_Exercise directions_: Type the records out again in full, exactly.

_Material for the task_:
* * * * *
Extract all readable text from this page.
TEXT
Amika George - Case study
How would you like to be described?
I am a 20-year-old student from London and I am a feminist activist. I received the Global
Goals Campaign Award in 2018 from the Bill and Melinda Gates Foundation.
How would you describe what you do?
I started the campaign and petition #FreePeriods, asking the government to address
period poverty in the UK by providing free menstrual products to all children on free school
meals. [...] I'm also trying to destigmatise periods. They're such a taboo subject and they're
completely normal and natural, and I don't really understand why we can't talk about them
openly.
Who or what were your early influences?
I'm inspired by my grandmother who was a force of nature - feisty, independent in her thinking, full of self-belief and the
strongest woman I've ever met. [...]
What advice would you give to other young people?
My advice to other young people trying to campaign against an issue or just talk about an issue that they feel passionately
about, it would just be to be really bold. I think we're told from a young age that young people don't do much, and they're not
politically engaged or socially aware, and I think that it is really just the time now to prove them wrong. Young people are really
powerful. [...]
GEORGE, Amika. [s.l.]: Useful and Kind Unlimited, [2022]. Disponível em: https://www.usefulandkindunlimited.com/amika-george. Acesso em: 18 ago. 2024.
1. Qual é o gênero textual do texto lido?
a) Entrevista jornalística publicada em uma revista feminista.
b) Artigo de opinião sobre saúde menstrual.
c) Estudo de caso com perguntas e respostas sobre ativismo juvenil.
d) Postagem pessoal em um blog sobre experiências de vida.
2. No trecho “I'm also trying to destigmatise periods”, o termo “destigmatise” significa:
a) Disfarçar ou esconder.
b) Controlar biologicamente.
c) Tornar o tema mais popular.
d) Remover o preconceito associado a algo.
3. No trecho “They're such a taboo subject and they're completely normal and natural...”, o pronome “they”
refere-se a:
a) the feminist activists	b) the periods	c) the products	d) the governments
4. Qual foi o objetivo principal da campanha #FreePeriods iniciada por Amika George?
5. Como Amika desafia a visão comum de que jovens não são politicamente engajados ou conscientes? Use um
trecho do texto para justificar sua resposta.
* * * * *
_Worked solution_:
Extract all readable text from this page.
TEXT
Amika George - Case study
How would you like to be described?
I am a 20-year-old student from London and I am a feminist activist. I received the Global
Goals Campaign Award in 2018 from the Bill and Melinda Gates Foundation.
How would you describe what you do?
I started the campaign and petition #FreePeriods, asking the government to address
period poverty in the UK by providing free menstrual products to all children on free school
meals. [...] I'm also trying to destigmatise periods. They're such a taboo subject and they're
completely normal and natural, and I don't really understand why we can't talk about them
openly.
Who or what were your early influences?
I'm inspired by my grandmother who was a force of nature - feisty, independent in her thinking, full of self-belief and the
strongest woman I've ever met. [...]
What advice would you give to other young people?
My advice to other young people trying to campaign against an issue or just talk about an issue that they feel passionately
about, it would just be to be really bold. I think we're told from a young age that young people don't do much, and they're not
politically engaged or socially aware, and I think that it is really just the time now to prove them wrong. Young people are really
powerful. [...]
GEORGE, Amika. [s.l.]: Useful and Kind Unlimited, [2022]. Disponível em: https://www.usefulandkindunlimited.com/amika-george. Acesso em: 18 ago. 2024.
1. Qual é o gênero textual do texto lido?
a) Entrevista jornalística publicada em uma revista feminista.
b) Artigo de opinião sobre saúde menstrual.
c) Estudo de caso com perguntas e respostas sobre ativismo juvenil.
d) Postagem pessoal em um blog sobre experiências de vida.
2. No trecho “I'm also trying to destigmatise periods”, o termo “destigmatise” significa:
a) Disfarçar ou esconder.
b) Controlar biologicamente.
c) Tornar o tema mais popular.
d) Remover o preconceito associado a algo.
3. No trecho “They're such a taboo subject and they're completely normal and natural...”, o pronome “they”
refere-se a:
a) the feminist activists	b) the periods	c) the products	d) the governments
4. Qual foi o objetivo principal da campanha #FreePeriods iniciada por Amika George?
5. Como Amika desafia a visão comum de que jovens não são politicamente engajados ou conscientes? Use um
trecho do texto para justificar sua resposta.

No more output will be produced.